··· Given data ···

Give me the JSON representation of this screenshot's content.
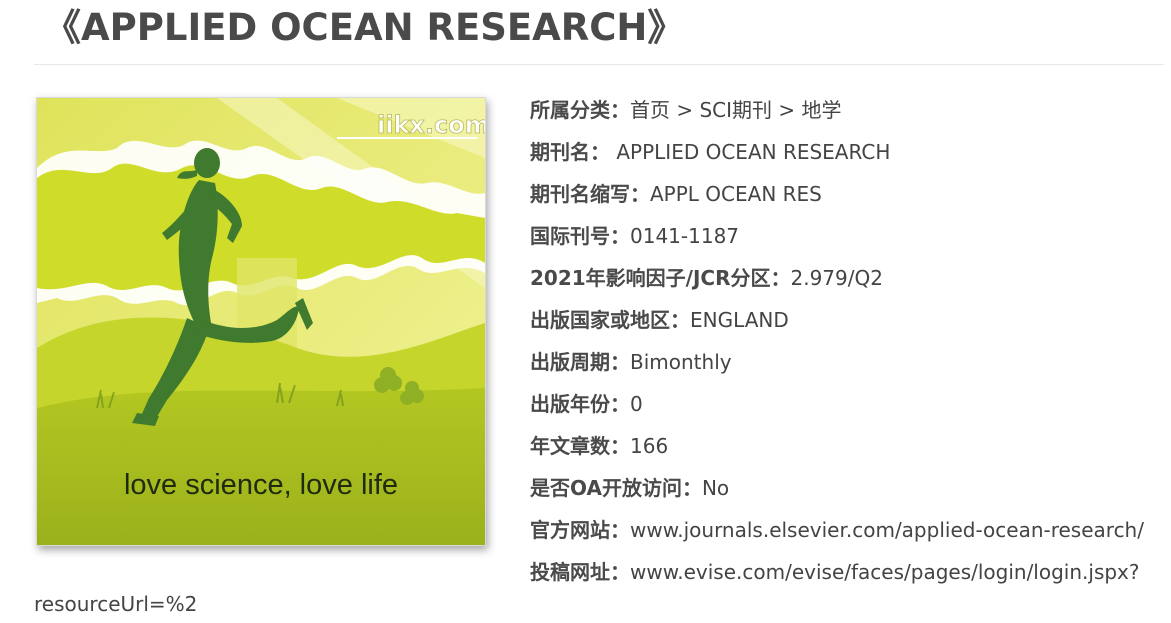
{
  "page": {
    "title": "《APPLIED OCEAN RESEARCH》"
  },
  "cover": {
    "watermark": "iikx.com",
    "slogan": "love science, love life",
    "colors": {
      "sky": "#e8ea6a",
      "leaf": "#c7d61c",
      "grass": "#a6bb1e",
      "runner": "#3f7a2e"
    }
  },
  "info": {
    "category": {
      "label": "所属分类：",
      "crumbs": [
        "首页",
        "SCI期刊",
        "地学"
      ],
      "sep": " > "
    },
    "name": {
      "label": "期刊名：",
      "value": " APPLIED OCEAN RESEARCH"
    },
    "abbr": {
      "label": "期刊名缩写：",
      "value": "APPL OCEAN RES"
    },
    "issn": {
      "label": "国际刊号：",
      "value": "0141-1187"
    },
    "impact": {
      "label": "2021年影响因子/JCR分区：",
      "value": "2.979/Q2"
    },
    "country": {
      "label": "出版国家或地区：",
      "value": "ENGLAND"
    },
    "frequency": {
      "label": "出版周期：",
      "value": "Bimonthly"
    },
    "year": {
      "label": "出版年份：",
      "value": "0"
    },
    "articles": {
      "label": "年文章数：",
      "value": "166"
    },
    "oa": {
      "label": "是否OA开放访问：",
      "value": "No"
    },
    "website": {
      "label": "官方网站：",
      "value": "www.journals.elsevier.com/applied-ocean-research/"
    },
    "submit": {
      "label": "投稿网址：",
      "value": "www.evise.com/evise/faces/pages/login/login.jspx?",
      "value_cont": "resourceUrl=%2"
    }
  }
}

···

The listing above needs to be output again exactly. Don't include the pictures.

• Output below:
Give me the JSON representation of this screenshot's content.
{
  "page": {
    "title": "《APPLIED OCEAN RESEARCH》"
  },
  "cover": {
    "watermark": "iikx.com",
    "slogan": "love science, love life",
    "colors": {
      "sky": "#e8ea6a",
      "leaf": "#c7d61c",
      "grass": "#a6bb1e",
      "runner": "#3f7a2e"
    }
  },
  "info": {
    "category": {
      "label": "所属分类：",
      "crumbs": [
        "首页",
        "SCI期刊",
        "地学"
      ],
      "sep": " > "
    },
    "name": {
      "label": "期刊名：",
      "value": " APPLIED OCEAN RESEARCH"
    },
    "abbr": {
      "label": "期刊名缩写：",
      "value": "APPL OCEAN RES"
    },
    "issn": {
      "label": "国际刊号：",
      "value": "0141-1187"
    },
    "impact": {
      "label": "2021年影响因子/JCR分区：",
      "value": "2.979/Q2"
    },
    "country": {
      "label": "出版国家或地区：",
      "value": "ENGLAND"
    },
    "frequency": {
      "label": "出版周期：",
      "value": "Bimonthly"
    },
    "year": {
      "label": "出版年份：",
      "value": "0"
    },
    "articles": {
      "label": "年文章数：",
      "value": "166"
    },
    "oa": {
      "label": "是否OA开放访问：",
      "value": "No"
    },
    "website": {
      "label": "官方网站：",
      "value": "www.journals.elsevier.com/applied-ocean-research/"
    },
    "submit": {
      "label": "投稿网址：",
      "value": "www.evise.com/evise/faces/pages/login/login.jspx?",
      "value_cont": "resourceUrl=%2"
    }
  }
}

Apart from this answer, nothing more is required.